• **Task prompt**
Copy out the lines below, putting "point-marker" wherever "data-point" appears and changing nothing else. Leave the pictures out.

• **Data**
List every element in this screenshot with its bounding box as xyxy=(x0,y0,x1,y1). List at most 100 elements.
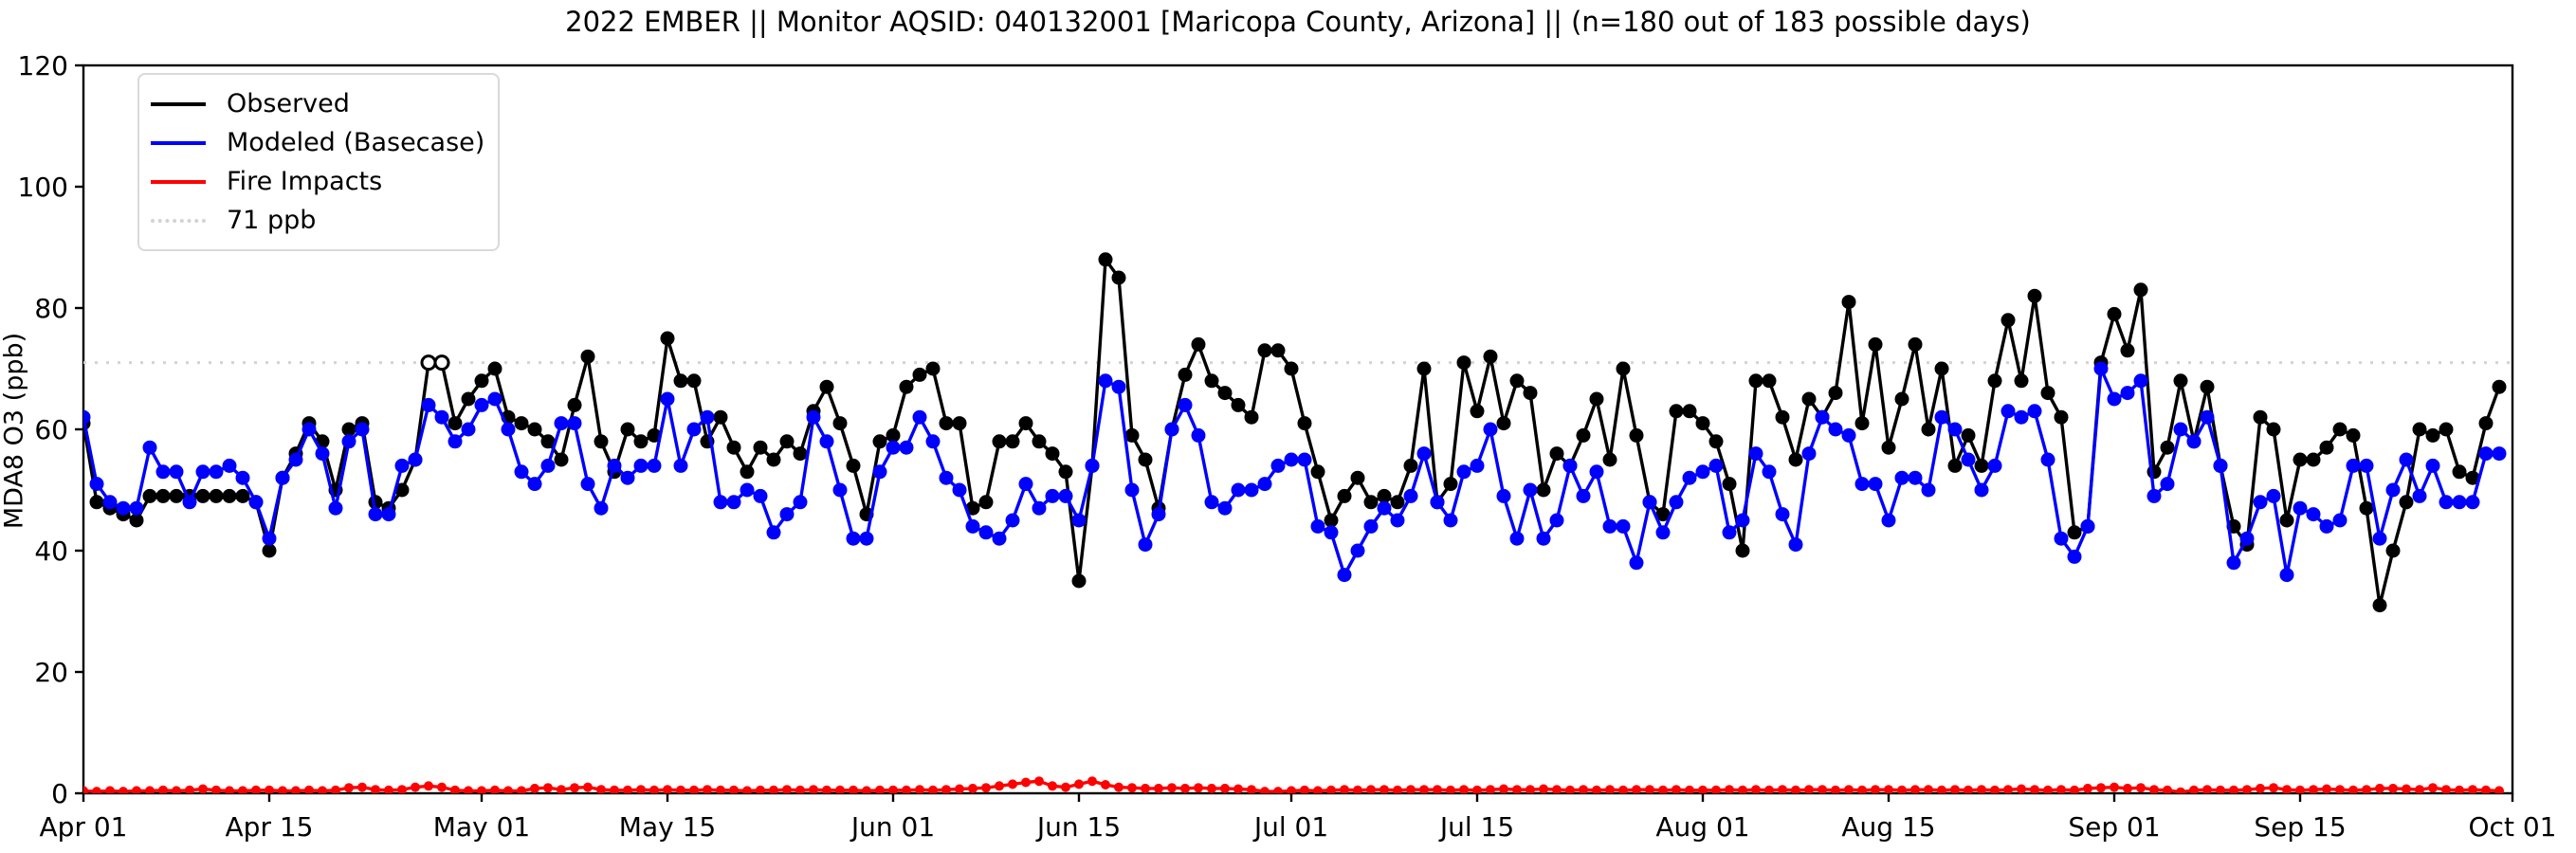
data-point xyxy=(2468,785,2477,793)
data-point xyxy=(2388,783,2398,793)
data-point xyxy=(2027,404,2042,419)
data-point xyxy=(288,452,303,467)
data-point xyxy=(278,786,287,793)
data-point xyxy=(703,785,712,793)
data-point xyxy=(1443,477,1458,492)
data-point xyxy=(195,464,210,480)
data-point xyxy=(158,785,168,793)
data-point xyxy=(1257,343,1272,358)
data-point xyxy=(2149,785,2159,793)
data-point xyxy=(411,782,420,792)
data-point xyxy=(394,458,410,473)
data-point xyxy=(1828,386,1843,401)
data-point xyxy=(806,409,821,425)
data-point xyxy=(981,783,991,793)
data-point xyxy=(1791,785,1800,793)
data-point xyxy=(2239,531,2255,546)
data-point xyxy=(225,786,234,793)
data-point xyxy=(1151,507,1166,522)
data-point xyxy=(514,464,529,480)
data-point xyxy=(2070,785,2079,793)
data-point xyxy=(2054,409,2069,425)
data-point xyxy=(1350,470,1365,485)
data-point xyxy=(686,422,702,437)
data-point xyxy=(211,785,221,793)
data-point xyxy=(596,785,606,793)
data-point xyxy=(1815,409,1830,425)
data-point xyxy=(1562,458,1578,473)
data-point xyxy=(1430,495,1445,510)
data-point xyxy=(2439,422,2454,437)
data-point xyxy=(819,434,834,449)
data-point xyxy=(1804,785,1814,793)
data-point xyxy=(809,785,818,793)
data-point xyxy=(209,488,224,503)
data-point xyxy=(1695,464,1710,480)
data-point xyxy=(2067,549,2082,564)
data-point xyxy=(1602,452,1617,467)
data-point xyxy=(872,464,887,480)
data-point xyxy=(2253,495,2268,510)
data-point xyxy=(2067,525,2082,540)
data-point xyxy=(888,785,898,793)
data-point xyxy=(2425,427,2440,443)
data-point xyxy=(132,786,141,793)
data-point xyxy=(2375,783,2384,793)
data-point xyxy=(1087,776,1097,787)
data-point xyxy=(1937,785,1946,793)
y-tick-label: 60 xyxy=(34,414,68,445)
data-point xyxy=(660,391,675,407)
data-point xyxy=(397,785,407,793)
legend-swatch-dotted-gray xyxy=(151,218,206,223)
data-point xyxy=(1881,513,1896,528)
data-point xyxy=(1748,446,1763,462)
data-point xyxy=(2173,422,2188,437)
data-point xyxy=(1669,495,1684,510)
data-point xyxy=(1682,404,1697,419)
data-point xyxy=(1711,785,1721,793)
data-point xyxy=(1602,518,1617,534)
data-point xyxy=(331,785,340,793)
data-point xyxy=(1884,785,1893,793)
data-point xyxy=(835,785,845,793)
data-point xyxy=(1377,500,1392,516)
data-point xyxy=(620,422,635,437)
data-point xyxy=(1486,785,1495,793)
data-point xyxy=(899,440,914,455)
data-point xyxy=(1045,446,1060,462)
data-point xyxy=(1379,785,1389,793)
data-point xyxy=(1924,785,1933,793)
data-point xyxy=(1894,391,1909,407)
data-point xyxy=(1178,397,1193,412)
data-point xyxy=(753,488,768,503)
data-point xyxy=(2043,785,2053,793)
data-point xyxy=(1204,495,1219,510)
data-point xyxy=(2319,518,2334,534)
data-point xyxy=(1751,785,1761,793)
data-point xyxy=(567,416,582,431)
data-point xyxy=(1801,391,1817,407)
data-point xyxy=(2173,373,2188,389)
data-point xyxy=(594,434,609,449)
legend-label: 71 ppb xyxy=(227,206,317,235)
data-point xyxy=(726,495,741,510)
data-point xyxy=(1964,785,1973,793)
data-point xyxy=(795,785,805,793)
data-point xyxy=(620,470,635,485)
data-point xyxy=(384,785,393,793)
data-point xyxy=(2385,543,2401,558)
data-point xyxy=(503,786,513,793)
data-point xyxy=(1008,779,1017,789)
data-point xyxy=(527,422,542,437)
data-point xyxy=(2309,785,2318,793)
data-point xyxy=(1297,416,1312,431)
legend-label: Observed xyxy=(227,89,350,118)
data-point xyxy=(487,361,502,376)
data-point xyxy=(2492,446,2507,462)
data-point xyxy=(2056,785,2066,793)
data-point xyxy=(915,785,924,793)
data-point xyxy=(607,458,622,473)
data-point xyxy=(1509,373,1525,389)
data-point xyxy=(965,518,980,534)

• **Response for this exercise**
List every element in this screenshot with its bounding box as xyxy=(x0,y0,x1,y1). List at most 100 elements.
point-marker xyxy=(2468,785,2477,793)
point-marker xyxy=(2388,783,2398,793)
point-marker xyxy=(2027,404,2042,419)
point-marker xyxy=(288,452,303,467)
point-marker xyxy=(278,786,287,793)
point-marker xyxy=(703,785,712,793)
point-marker xyxy=(1443,477,1458,492)
point-marker xyxy=(195,464,210,480)
point-marker xyxy=(158,785,168,793)
point-marker xyxy=(1257,343,1272,358)
point-marker xyxy=(2149,785,2159,793)
point-marker xyxy=(411,782,420,792)
point-marker xyxy=(394,458,410,473)
point-marker xyxy=(1828,386,1843,401)
point-marker xyxy=(806,409,821,425)
point-marker xyxy=(981,783,991,793)
point-marker xyxy=(1791,785,1800,793)
point-marker xyxy=(2239,531,2255,546)
point-marker xyxy=(225,786,234,793)
point-marker xyxy=(1151,507,1166,522)
point-marker xyxy=(514,464,529,480)
point-marker xyxy=(2070,785,2079,793)
point-marker xyxy=(2054,409,2069,425)
point-marker xyxy=(1350,470,1365,485)
point-marker xyxy=(686,422,702,437)
point-marker xyxy=(211,785,221,793)
point-marker xyxy=(596,785,606,793)
point-marker xyxy=(1815,409,1830,425)
point-marker xyxy=(1562,458,1578,473)
point-marker xyxy=(1430,495,1445,510)
point-marker xyxy=(2439,422,2454,437)
point-marker xyxy=(819,434,834,449)
point-marker xyxy=(1804,785,1814,793)
point-marker xyxy=(809,785,818,793)
point-marker xyxy=(209,488,224,503)
point-marker xyxy=(1695,464,1710,480)
point-marker xyxy=(2067,549,2082,564)
point-marker xyxy=(1602,452,1617,467)
point-marker xyxy=(872,464,887,480)
point-marker xyxy=(2253,495,2268,510)
point-marker xyxy=(2067,525,2082,540)
point-marker xyxy=(888,785,898,793)
point-marker xyxy=(2425,427,2440,443)
point-marker xyxy=(132,786,141,793)
point-marker xyxy=(2375,783,2384,793)
point-marker xyxy=(1087,776,1097,787)
point-marker xyxy=(1937,785,1946,793)
y-tick-label: 60 xyxy=(34,414,68,445)
point-marker xyxy=(660,391,675,407)
point-marker xyxy=(397,785,407,793)
legend-swatch-dotted-gray xyxy=(151,218,206,223)
point-marker xyxy=(1881,513,1896,528)
point-marker xyxy=(1748,446,1763,462)
point-marker xyxy=(2173,422,2188,437)
point-marker xyxy=(1669,495,1684,510)
point-marker xyxy=(1682,404,1697,419)
point-marker xyxy=(1711,785,1721,793)
point-marker xyxy=(1602,518,1617,534)
point-marker xyxy=(331,785,340,793)
point-marker xyxy=(1884,785,1893,793)
point-marker xyxy=(835,785,845,793)
point-marker xyxy=(1377,500,1392,516)
point-marker xyxy=(620,422,635,437)
point-marker xyxy=(1486,785,1495,793)
point-marker xyxy=(899,440,914,455)
point-marker xyxy=(1045,446,1060,462)
point-marker xyxy=(1379,785,1389,793)
point-marker xyxy=(1924,785,1933,793)
point-marker xyxy=(1894,391,1909,407)
point-marker xyxy=(1178,397,1193,412)
point-marker xyxy=(753,488,768,503)
point-marker xyxy=(2043,785,2053,793)
point-marker xyxy=(1204,495,1219,510)
point-marker xyxy=(2319,518,2334,534)
point-marker xyxy=(1751,785,1761,793)
point-marker xyxy=(567,416,582,431)
point-marker xyxy=(1801,391,1817,407)
point-marker xyxy=(2173,373,2188,389)
point-marker xyxy=(594,434,609,449)
legend-label: 71 ppb xyxy=(227,206,317,235)
point-marker xyxy=(726,495,741,510)
point-marker xyxy=(1964,785,1973,793)
point-marker xyxy=(795,785,805,793)
point-marker xyxy=(620,470,635,485)
point-marker xyxy=(384,785,393,793)
point-marker xyxy=(2385,543,2401,558)
point-marker xyxy=(503,786,513,793)
point-marker xyxy=(1008,779,1017,789)
point-marker xyxy=(527,422,542,437)
point-marker xyxy=(2309,785,2318,793)
point-marker xyxy=(1297,416,1312,431)
legend-label: Observed xyxy=(227,89,350,118)
point-marker xyxy=(487,361,502,376)
point-marker xyxy=(2492,446,2507,462)
point-marker xyxy=(2056,785,2066,793)
point-marker xyxy=(915,785,924,793)
point-marker xyxy=(607,458,622,473)
point-marker xyxy=(1509,373,1525,389)
point-marker xyxy=(965,518,980,534)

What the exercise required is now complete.